▶ _SHORT PROBLEM_:
Return the count of lines with the string "ylabel" in them, and nothing else.

▶ _INPUT MATERIAL_:
•••

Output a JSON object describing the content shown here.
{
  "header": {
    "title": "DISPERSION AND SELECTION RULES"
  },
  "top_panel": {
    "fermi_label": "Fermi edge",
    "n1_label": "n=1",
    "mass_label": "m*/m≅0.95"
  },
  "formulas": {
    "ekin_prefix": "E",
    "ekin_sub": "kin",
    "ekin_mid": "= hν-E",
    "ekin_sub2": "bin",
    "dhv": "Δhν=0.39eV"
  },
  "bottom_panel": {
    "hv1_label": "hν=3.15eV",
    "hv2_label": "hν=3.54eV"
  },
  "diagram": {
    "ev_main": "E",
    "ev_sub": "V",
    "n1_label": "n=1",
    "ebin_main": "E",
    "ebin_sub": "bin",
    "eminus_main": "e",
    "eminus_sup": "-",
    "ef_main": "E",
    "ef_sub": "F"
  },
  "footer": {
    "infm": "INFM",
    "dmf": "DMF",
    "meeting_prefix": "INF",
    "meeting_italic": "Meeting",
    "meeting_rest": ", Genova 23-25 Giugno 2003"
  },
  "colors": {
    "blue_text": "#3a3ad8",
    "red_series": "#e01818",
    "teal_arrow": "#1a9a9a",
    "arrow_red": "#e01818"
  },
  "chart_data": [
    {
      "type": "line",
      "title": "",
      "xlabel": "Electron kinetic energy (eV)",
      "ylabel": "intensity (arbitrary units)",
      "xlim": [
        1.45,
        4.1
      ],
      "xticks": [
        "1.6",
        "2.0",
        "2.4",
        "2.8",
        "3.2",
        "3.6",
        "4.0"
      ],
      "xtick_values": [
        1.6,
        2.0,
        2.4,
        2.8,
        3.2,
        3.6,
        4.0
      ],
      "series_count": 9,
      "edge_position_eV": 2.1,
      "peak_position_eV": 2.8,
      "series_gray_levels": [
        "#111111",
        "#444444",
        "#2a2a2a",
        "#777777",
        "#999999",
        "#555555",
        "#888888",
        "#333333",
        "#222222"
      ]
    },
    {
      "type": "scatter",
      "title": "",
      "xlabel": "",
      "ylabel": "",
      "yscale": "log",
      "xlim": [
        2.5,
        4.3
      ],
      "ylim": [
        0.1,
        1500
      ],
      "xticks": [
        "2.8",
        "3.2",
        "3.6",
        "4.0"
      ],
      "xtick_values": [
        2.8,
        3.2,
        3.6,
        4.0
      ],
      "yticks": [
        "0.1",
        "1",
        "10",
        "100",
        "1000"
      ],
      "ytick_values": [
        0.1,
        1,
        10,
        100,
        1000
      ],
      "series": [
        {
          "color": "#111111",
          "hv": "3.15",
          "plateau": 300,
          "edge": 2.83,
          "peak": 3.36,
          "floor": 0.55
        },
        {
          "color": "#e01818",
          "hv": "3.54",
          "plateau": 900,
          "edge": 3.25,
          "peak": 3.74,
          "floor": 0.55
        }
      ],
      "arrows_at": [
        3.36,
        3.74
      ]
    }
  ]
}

•••

▶ _WRITTEN RESPONSE_:
2